EXERCISE PROMPT: Note each line where "verschijnt" appears, and copy it.
---------- PROVIDED DATA
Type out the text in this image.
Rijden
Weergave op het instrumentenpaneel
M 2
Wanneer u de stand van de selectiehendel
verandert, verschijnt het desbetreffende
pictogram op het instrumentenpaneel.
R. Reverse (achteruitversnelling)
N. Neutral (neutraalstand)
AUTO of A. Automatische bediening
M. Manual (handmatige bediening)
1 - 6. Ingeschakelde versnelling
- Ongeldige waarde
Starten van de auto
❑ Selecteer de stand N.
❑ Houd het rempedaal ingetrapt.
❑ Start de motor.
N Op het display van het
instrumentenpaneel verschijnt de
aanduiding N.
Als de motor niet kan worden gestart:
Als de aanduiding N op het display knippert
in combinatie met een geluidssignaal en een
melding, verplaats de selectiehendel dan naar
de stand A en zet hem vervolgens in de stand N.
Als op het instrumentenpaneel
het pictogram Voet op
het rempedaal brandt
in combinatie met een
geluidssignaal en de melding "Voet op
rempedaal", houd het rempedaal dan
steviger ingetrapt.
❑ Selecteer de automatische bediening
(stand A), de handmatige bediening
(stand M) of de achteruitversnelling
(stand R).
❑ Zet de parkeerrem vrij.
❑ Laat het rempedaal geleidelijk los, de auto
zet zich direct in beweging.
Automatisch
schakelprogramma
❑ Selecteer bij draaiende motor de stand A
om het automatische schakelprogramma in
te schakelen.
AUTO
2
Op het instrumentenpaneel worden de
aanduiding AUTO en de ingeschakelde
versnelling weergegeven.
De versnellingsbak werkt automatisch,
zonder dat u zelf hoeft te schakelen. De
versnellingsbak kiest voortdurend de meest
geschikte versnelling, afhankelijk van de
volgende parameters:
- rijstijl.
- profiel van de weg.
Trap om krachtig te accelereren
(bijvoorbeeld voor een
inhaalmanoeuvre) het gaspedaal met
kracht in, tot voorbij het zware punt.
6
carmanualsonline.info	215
--------------------
RESPONSE TO THIS TASK:
verandert, verschijnt het desbetreffende
instrumentenpaneel verschijnt de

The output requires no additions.